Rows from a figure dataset

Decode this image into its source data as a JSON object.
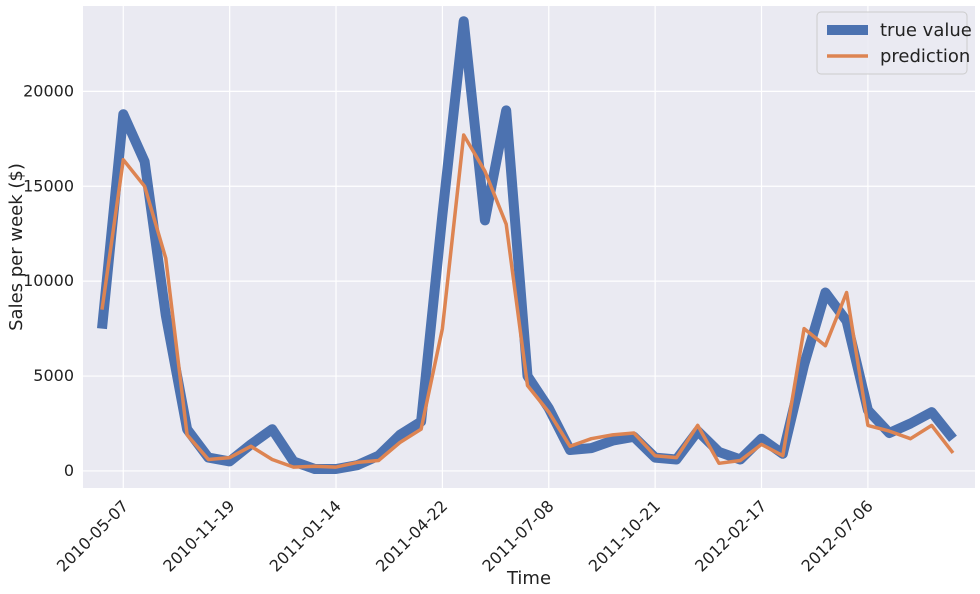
{
  "chart_data": {
    "type": "line",
    "title": "",
    "xlabel": "Time",
    "ylabel": "Sales per week ($)",
    "x_tick_labels": [
      "2010-05-07",
      "2010-11-19",
      "2011-01-14",
      "2011-04-22",
      "2011-07-08",
      "2011-10-21",
      "2012-02-17",
      "2012-07-06"
    ],
    "y_ticks": [
      0,
      5000,
      10000,
      15000,
      20000
    ],
    "ylim": [
      -900,
      24500
    ],
    "grid": true,
    "legend_position": "top-right",
    "series": [
      {
        "name": "true value",
        "color": "#4c72b0",
        "values": [
          7500,
          18800,
          16300,
          8200,
          2200,
          700,
          500,
          1400,
          2200,
          500,
          100,
          100,
          300,
          800,
          1900,
          2600,
          13500,
          23700,
          13200,
          19000,
          5000,
          3300,
          1100,
          1200,
          1600,
          1800,
          700,
          600,
          2100,
          1000,
          600,
          1700,
          900,
          5600,
          9400,
          7900,
          3200,
          2000,
          2500,
          3100,
          1700
        ]
      },
      {
        "name": "prediction",
        "color": "#dd8452",
        "values": [
          8500,
          16400,
          15000,
          11200,
          1900,
          600,
          700,
          1300,
          600,
          200,
          250,
          200,
          450,
          550,
          1500,
          2200,
          7500,
          17700,
          15800,
          13000,
          4500,
          3100,
          1300,
          1700,
          1900,
          2000,
          800,
          700,
          2400,
          400,
          550,
          1400,
          800,
          7500,
          6600,
          9400,
          2400,
          2100,
          1700,
          2400,
          950
        ]
      }
    ]
  }
}
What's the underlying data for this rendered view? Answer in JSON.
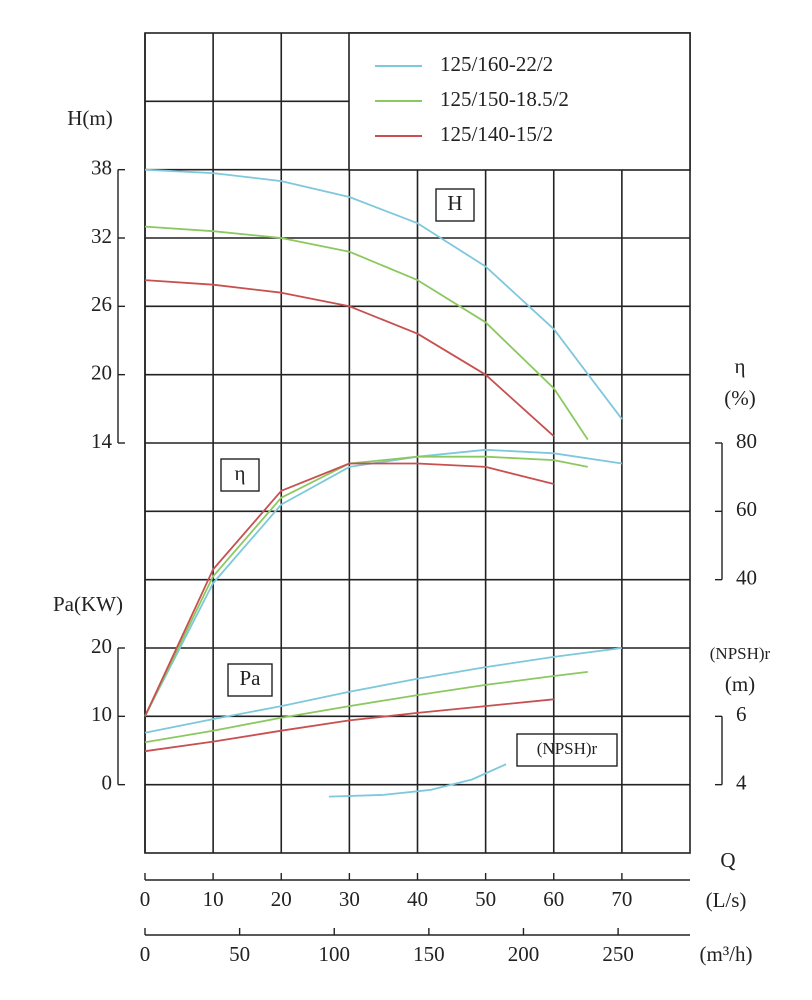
{
  "chart_data": {
    "type": "line",
    "x_axis": {
      "title": "Q",
      "unit": "(L/s)",
      "xlim": [
        0,
        80
      ],
      "xticks": [
        0,
        10,
        20,
        30,
        40,
        50,
        60,
        70
      ]
    },
    "x2_axis": {
      "unit": "(m³/h)",
      "xlim": [
        0,
        288
      ],
      "xticks": [
        0,
        50,
        100,
        150,
        200,
        250
      ]
    },
    "axes": {
      "H": {
        "title": "H(m)",
        "curve_label": "H",
        "ylim": [
          -22,
          50
        ],
        "yticks": [
          14,
          20,
          26,
          32,
          38
        ],
        "ygrid": [
          44,
          38,
          32,
          26,
          20,
          14,
          8,
          2,
          -4,
          -10,
          -16
        ]
      },
      "eta": {
        "title": "η",
        "unit": "(%)",
        "curve_label": "η",
        "ylim": [
          -40,
          200
        ],
        "yticks": [
          40,
          60,
          80
        ]
      },
      "Pa": {
        "title": "Pa(KW)",
        "curve_label": "Pa",
        "ylim": [
          -10,
          110
        ],
        "yticks": [
          0,
          10,
          20
        ]
      },
      "NPSH": {
        "title": "(NPSH)r",
        "unit": "(m)",
        "curve_label": "(NPSH)r",
        "ylim": [
          2,
          26
        ],
        "yticks": [
          4,
          6
        ]
      }
    },
    "series": [
      {
        "name": "125/160-22/2",
        "color": "#7ec8dc",
        "curves": {
          "H": {
            "x": [
              0,
              10,
              20,
              30,
              40,
              50,
              60,
              70
            ],
            "values": [
              38,
              37.7,
              37,
              35.6,
              33.3,
              29.5,
              24,
              16.1
            ]
          },
          "eta": {
            "x": [
              0,
              10,
              20,
              30,
              40,
              50,
              60,
              70
            ],
            "values": [
              0,
              39,
              62,
              73,
              76,
              78,
              77,
              74
            ]
          },
          "Pa": {
            "x": [
              0,
              10,
              20,
              30,
              40,
              50,
              60,
              70
            ],
            "values": [
              7.6,
              9.6,
              11.5,
              13.6,
              15.5,
              17.2,
              18.7,
              20
            ]
          },
          "NPSH": {
            "x": [
              27,
              35,
              42,
              48,
              53
            ],
            "values": [
              3.65,
              3.7,
              3.85,
              4.15,
              4.6
            ]
          }
        }
      },
      {
        "name": "125/150-18.5/2",
        "color": "#8cc860",
        "curves": {
          "H": {
            "x": [
              0,
              10,
              20,
              30,
              40,
              50,
              60,
              65
            ],
            "values": [
              33,
              32.6,
              32,
              30.8,
              28.3,
              24.6,
              18.8,
              14.3
            ]
          },
          "eta": {
            "x": [
              0,
              10,
              20,
              30,
              40,
              50,
              60,
              65
            ],
            "values": [
              0,
              41,
              64,
              74,
              76,
              76,
              75,
              73
            ]
          },
          "Pa": {
            "x": [
              0,
              10,
              20,
              30,
              40,
              50,
              60,
              65
            ],
            "values": [
              6.2,
              7.9,
              9.8,
              11.5,
              13.1,
              14.6,
              15.9,
              16.5
            ]
          }
        }
      },
      {
        "name": "125/140-15/2",
        "color": "#c85050",
        "curves": {
          "H": {
            "x": [
              0,
              10,
              20,
              30,
              40,
              50,
              60
            ],
            "values": [
              28.3,
              27.9,
              27.2,
              26,
              23.6,
              20,
              14.6
            ]
          },
          "eta": {
            "x": [
              0,
              10,
              20,
              30,
              40,
              50,
              60
            ],
            "values": [
              0,
              43,
              66,
              74,
              74,
              73,
              68
            ]
          },
          "Pa": {
            "x": [
              0,
              10,
              20,
              30,
              40,
              50,
              60
            ],
            "values": [
              4.9,
              6.3,
              7.9,
              9.4,
              10.5,
              11.5,
              12.5
            ]
          }
        }
      }
    ]
  }
}
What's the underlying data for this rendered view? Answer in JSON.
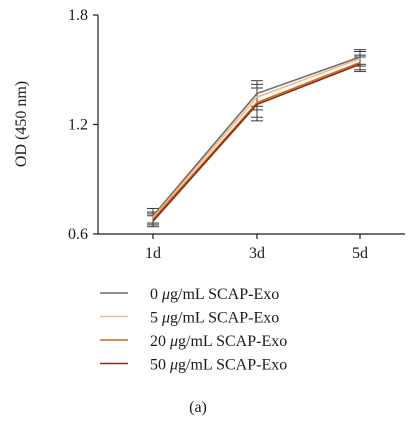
{
  "chart_data": {
    "type": "line",
    "ylabel": "OD (450 nm)",
    "caption": "(a)",
    "categories": [
      "1d",
      "3d",
      "5d"
    ],
    "ylim": [
      0.6,
      1.8
    ],
    "yticks": [
      "0.6",
      "1.2",
      "1.8"
    ],
    "series": [
      {
        "name_parts": [
          "0 ",
          "μ",
          "g/mL SCAP-Exo"
        ],
        "color": "#6e6e6e",
        "values": [
          0.7,
          1.37,
          1.57
        ],
        "errors": [
          0.04,
          0.07,
          0.04
        ]
      },
      {
        "name_parts": [
          "5 ",
          "μ",
          "g/mL SCAP-Exo"
        ],
        "color": "#f2b98a",
        "values": [
          0.69,
          1.35,
          1.56
        ],
        "errors": [
          0.03,
          0.07,
          0.04
        ]
      },
      {
        "name_parts": [
          "20 ",
          "μ",
          "g/mL SCAP-Exo"
        ],
        "color": "#d2691e",
        "values": [
          0.68,
          1.32,
          1.54
        ],
        "errors": [
          0.03,
          0.08,
          0.04
        ]
      },
      {
        "name_parts": [
          "50 ",
          "μ",
          "g/mL SCAP-Exo"
        ],
        "color": "#8b2d0c",
        "values": [
          0.67,
          1.31,
          1.53
        ],
        "errors": [
          0.03,
          0.09,
          0.04
        ]
      }
    ]
  }
}
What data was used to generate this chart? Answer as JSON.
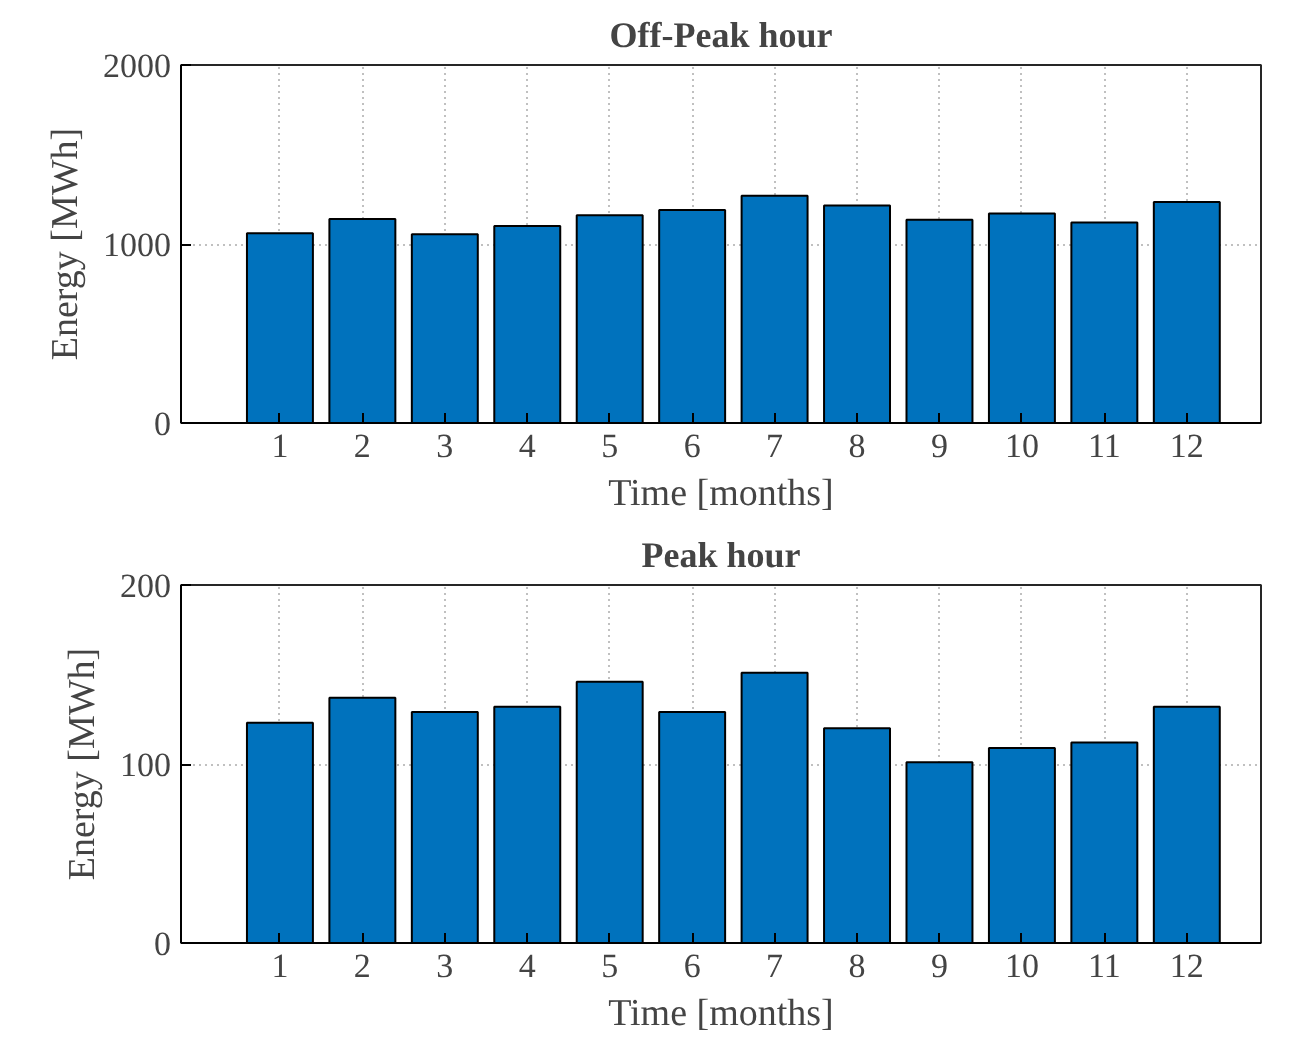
{
  "chart_data": [
    {
      "type": "bar",
      "title": "Off-Peak hour",
      "xlabel": "Time [months]",
      "ylabel": "Energy [MWh]",
      "x": [
        1,
        2,
        3,
        4,
        5,
        6,
        7,
        8,
        9,
        10,
        11,
        12
      ],
      "values": [
        1060,
        1140,
        1055,
        1100,
        1160,
        1190,
        1270,
        1215,
        1135,
        1170,
        1120,
        1235
      ],
      "color": "#0072bd",
      "xlim": [
        -0.2,
        12.9
      ],
      "xticks": [
        1,
        2,
        3,
        4,
        5,
        6,
        7,
        8,
        9,
        10,
        11,
        12
      ],
      "ylim": [
        0,
        2000
      ],
      "yticks": [
        0,
        1000,
        2000
      ],
      "grid": true
    },
    {
      "type": "bar",
      "title": "Peak hour",
      "xlabel": "Time [months]",
      "ylabel": "Energy [MWh]",
      "x": [
        1,
        2,
        3,
        4,
        5,
        6,
        7,
        8,
        9,
        10,
        11,
        12
      ],
      "values": [
        123,
        137,
        129,
        132,
        146,
        129,
        151,
        120,
        101,
        109,
        112,
        132
      ],
      "color": "#0072bd",
      "xlim": [
        -0.2,
        12.9
      ],
      "xticks": [
        1,
        2,
        3,
        4,
        5,
        6,
        7,
        8,
        9,
        10,
        11,
        12
      ],
      "ylim": [
        0,
        200
      ],
      "yticks": [
        0,
        100,
        200
      ],
      "grid": true
    }
  ]
}
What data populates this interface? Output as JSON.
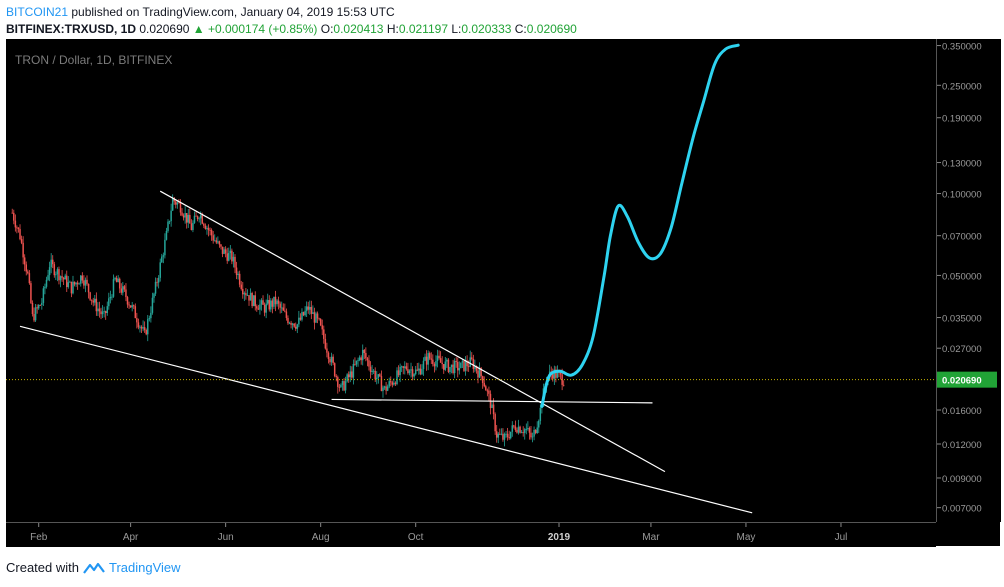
{
  "header": {
    "author": "BITCOIN21",
    "published_text": " published on TradingView.com, January 04, 2019 15:53 UTC",
    "symbol": "BITFINEX:TRXUSD, 1D",
    "last": "0.020690",
    "change": "▲ +0.000174 (+0.85%)",
    "o_label": "O:",
    "o_value": "0.020413",
    "h_label": "H:",
    "h_value": "0.021197",
    "l_label": "L:",
    "l_value": "0.020333",
    "c_label": "C:",
    "c_value": "0.020690"
  },
  "footer": {
    "created_with": "Created with",
    "brand": "TradingView"
  },
  "colors": {
    "background": "#000000",
    "up_candle": "#26a69a",
    "down_candle": "#ef5350",
    "trendline": "#ffffff",
    "projection": "#2ed3f0",
    "last_price_badge": "#21a336",
    "last_price_line": "#c8b400"
  },
  "chart_data": {
    "type": "candlestick",
    "title": "TRON / Dollar, 1D, BITFINEX",
    "y_scale": "log",
    "ylim": [
      0.0062,
      0.37
    ],
    "y_ticks": [
      {
        "v": 0.35,
        "label": "0.350000"
      },
      {
        "v": 0.25,
        "label": "0.250000"
      },
      {
        "v": 0.19,
        "label": "0.190000"
      },
      {
        "v": 0.13,
        "label": "0.130000"
      },
      {
        "v": 0.1,
        "label": "0.100000"
      },
      {
        "v": 0.07,
        "label": "0.070000"
      },
      {
        "v": 0.05,
        "label": "0.050000"
      },
      {
        "v": 0.035,
        "label": "0.035000"
      },
      {
        "v": 0.027,
        "label": "0.027000"
      },
      {
        "v": 0.016,
        "label": "0.016000"
      },
      {
        "v": 0.012,
        "label": "0.012000"
      },
      {
        "v": 0.009,
        "label": "0.009000"
      },
      {
        "v": 0.007,
        "label": "0.007000"
      }
    ],
    "x_ticks": [
      {
        "date": "2018-02-01",
        "label": "Feb",
        "bold": false
      },
      {
        "date": "2018-04-01",
        "label": "Apr",
        "bold": false
      },
      {
        "date": "2018-06-01",
        "label": "Jun",
        "bold": false
      },
      {
        "date": "2018-08-01",
        "label": "Aug",
        "bold": false
      },
      {
        "date": "2018-10-01",
        "label": "Oct",
        "bold": false
      },
      {
        "date": "2019-01-01",
        "label": "2019",
        "bold": true
      },
      {
        "date": "2019-03-01",
        "label": "Mar",
        "bold": false
      },
      {
        "date": "2019-05-01",
        "label": "May",
        "bold": false
      },
      {
        "date": "2019-07-01",
        "label": "Jul",
        "bold": false
      }
    ],
    "xlim": [
      "2018-01-11",
      "2019-08-31"
    ],
    "last_price": {
      "value": 0.02069,
      "label": "0.020690"
    },
    "price_path": [
      [
        "2018-01-15",
        0.085
      ],
      [
        "2018-01-20",
        0.07
      ],
      [
        "2018-01-25",
        0.05
      ],
      [
        "2018-01-28",
        0.035
      ],
      [
        "2018-02-03",
        0.04
      ],
      [
        "2018-02-08",
        0.055
      ],
      [
        "2018-02-15",
        0.05
      ],
      [
        "2018-02-22",
        0.045
      ],
      [
        "2018-03-01",
        0.05
      ],
      [
        "2018-03-08",
        0.04
      ],
      [
        "2018-03-15",
        0.035
      ],
      [
        "2018-03-22",
        0.048
      ],
      [
        "2018-03-29",
        0.042
      ],
      [
        "2018-04-05",
        0.035
      ],
      [
        "2018-04-10",
        0.03
      ],
      [
        "2018-04-17",
        0.045
      ],
      [
        "2018-04-24",
        0.07
      ],
      [
        "2018-04-28",
        0.095
      ],
      [
        "2018-05-03",
        0.09
      ],
      [
        "2018-05-10",
        0.075
      ],
      [
        "2018-05-15",
        0.085
      ],
      [
        "2018-05-22",
        0.072
      ],
      [
        "2018-05-29",
        0.062
      ],
      [
        "2018-06-05",
        0.058
      ],
      [
        "2018-06-12",
        0.045
      ],
      [
        "2018-06-19",
        0.04
      ],
      [
        "2018-06-26",
        0.038
      ],
      [
        "2018-07-03",
        0.04
      ],
      [
        "2018-07-10",
        0.035
      ],
      [
        "2018-07-17",
        0.033
      ],
      [
        "2018-07-24",
        0.038
      ],
      [
        "2018-07-31",
        0.033
      ],
      [
        "2018-08-07",
        0.025
      ],
      [
        "2018-08-14",
        0.019
      ],
      [
        "2018-08-21",
        0.022
      ],
      [
        "2018-08-28",
        0.026
      ],
      [
        "2018-09-04",
        0.022
      ],
      [
        "2018-09-11",
        0.019
      ],
      [
        "2018-09-18",
        0.021
      ],
      [
        "2018-09-25",
        0.023
      ],
      [
        "2018-10-02",
        0.022
      ],
      [
        "2018-10-09",
        0.025
      ],
      [
        "2018-10-16",
        0.024
      ],
      [
        "2018-10-23",
        0.023
      ],
      [
        "2018-10-30",
        0.023
      ],
      [
        "2018-11-06",
        0.024
      ],
      [
        "2018-11-13",
        0.021
      ],
      [
        "2018-11-18",
        0.017
      ],
      [
        "2018-11-22",
        0.013
      ],
      [
        "2018-11-27",
        0.0125
      ],
      [
        "2018-12-04",
        0.014
      ],
      [
        "2018-12-11",
        0.0135
      ],
      [
        "2018-12-15",
        0.0125
      ],
      [
        "2018-12-20",
        0.016
      ],
      [
        "2018-12-24",
        0.021
      ],
      [
        "2018-12-28",
        0.022
      ],
      [
        "2019-01-04",
        0.02069
      ]
    ],
    "trendlines": [
      {
        "from": [
          "2018-04-20",
          0.102
        ],
        "to": [
          "2019-03-10",
          0.0095
        ]
      },
      {
        "from": [
          "2018-01-20",
          0.0325
        ],
        "to": [
          "2019-05-05",
          0.0067
        ]
      },
      {
        "from": [
          "2018-08-08",
          0.0175
        ],
        "to": [
          "2019-03-02",
          0.017
        ]
      }
    ],
    "projection": [
      [
        "2018-12-21",
        0.0165
      ],
      [
        "2018-12-24",
        0.02
      ],
      [
        "2018-12-27",
        0.0218
      ],
      [
        "2019-01-02",
        0.0222
      ],
      [
        "2019-01-09",
        0.0215
      ],
      [
        "2019-01-16",
        0.0235
      ],
      [
        "2019-01-23",
        0.03
      ],
      [
        "2019-01-30",
        0.05
      ],
      [
        "2019-02-03",
        0.07
      ],
      [
        "2019-02-08",
        0.09
      ],
      [
        "2019-02-14",
        0.082
      ],
      [
        "2019-02-21",
        0.066
      ],
      [
        "2019-02-28",
        0.058
      ],
      [
        "2019-03-07",
        0.06
      ],
      [
        "2019-03-14",
        0.075
      ],
      [
        "2019-03-21",
        0.11
      ],
      [
        "2019-03-28",
        0.16
      ],
      [
        "2019-04-04",
        0.22
      ],
      [
        "2019-04-11",
        0.3
      ],
      [
        "2019-04-18",
        0.34
      ],
      [
        "2019-04-26",
        0.351
      ]
    ]
  }
}
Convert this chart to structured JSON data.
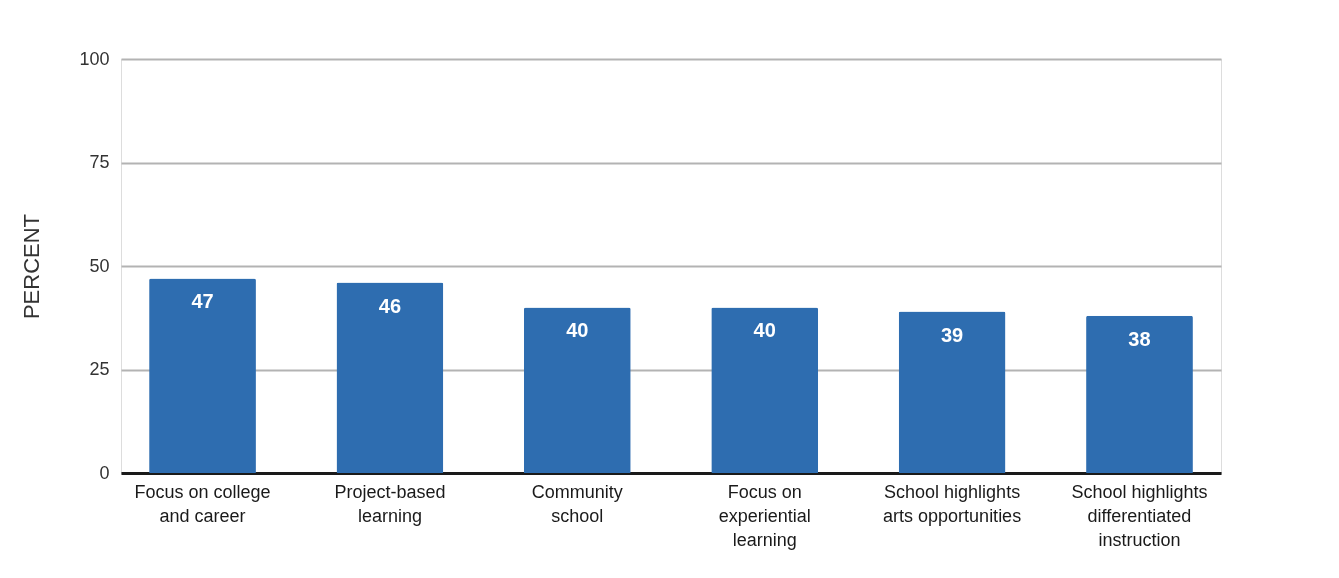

_WHAT TO PRODUCE_. Make a tally of the lines in this data that include the string "NPSH", and answer with that tally alone.

_THE RESULT_. 4